● **Goal of the exercise**
Repeat the whole of the data, keeping every detail the same.

Data items
┄┄┄┄┄┄┄┄┄┄┄┄┄┄┄┄┄┄┄┄
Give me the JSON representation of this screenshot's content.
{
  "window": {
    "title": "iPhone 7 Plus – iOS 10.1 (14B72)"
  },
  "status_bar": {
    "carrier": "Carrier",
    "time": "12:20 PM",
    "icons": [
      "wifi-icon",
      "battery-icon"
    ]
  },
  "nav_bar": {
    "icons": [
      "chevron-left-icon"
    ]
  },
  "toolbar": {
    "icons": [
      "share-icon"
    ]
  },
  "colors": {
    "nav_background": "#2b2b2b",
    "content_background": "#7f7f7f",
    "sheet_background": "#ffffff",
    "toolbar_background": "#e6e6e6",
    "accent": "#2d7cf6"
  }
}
┄┄┄┄┄┄┄┄┄┄┄┄┄┄┄┄┄┄┄┄
● **Task answer**
Give me the JSON representation of this screenshot's content.
{
  "window": {
    "title": "iPhone 7 Plus – iOS 10.1 (14B72)"
  },
  "status_bar": {
    "carrier": "Carrier",
    "time": "12:20 PM",
    "icons": [
      "wifi-icon",
      "battery-icon"
    ]
  },
  "nav_bar": {
    "icons": [
      "chevron-left-icon"
    ]
  },
  "toolbar": {
    "icons": [
      "share-icon"
    ]
  },
  "colors": {
    "nav_background": "#2b2b2b",
    "content_background": "#7f7f7f",
    "sheet_background": "#ffffff",
    "toolbar_background": "#e6e6e6",
    "accent": "#2d7cf6"
  }
}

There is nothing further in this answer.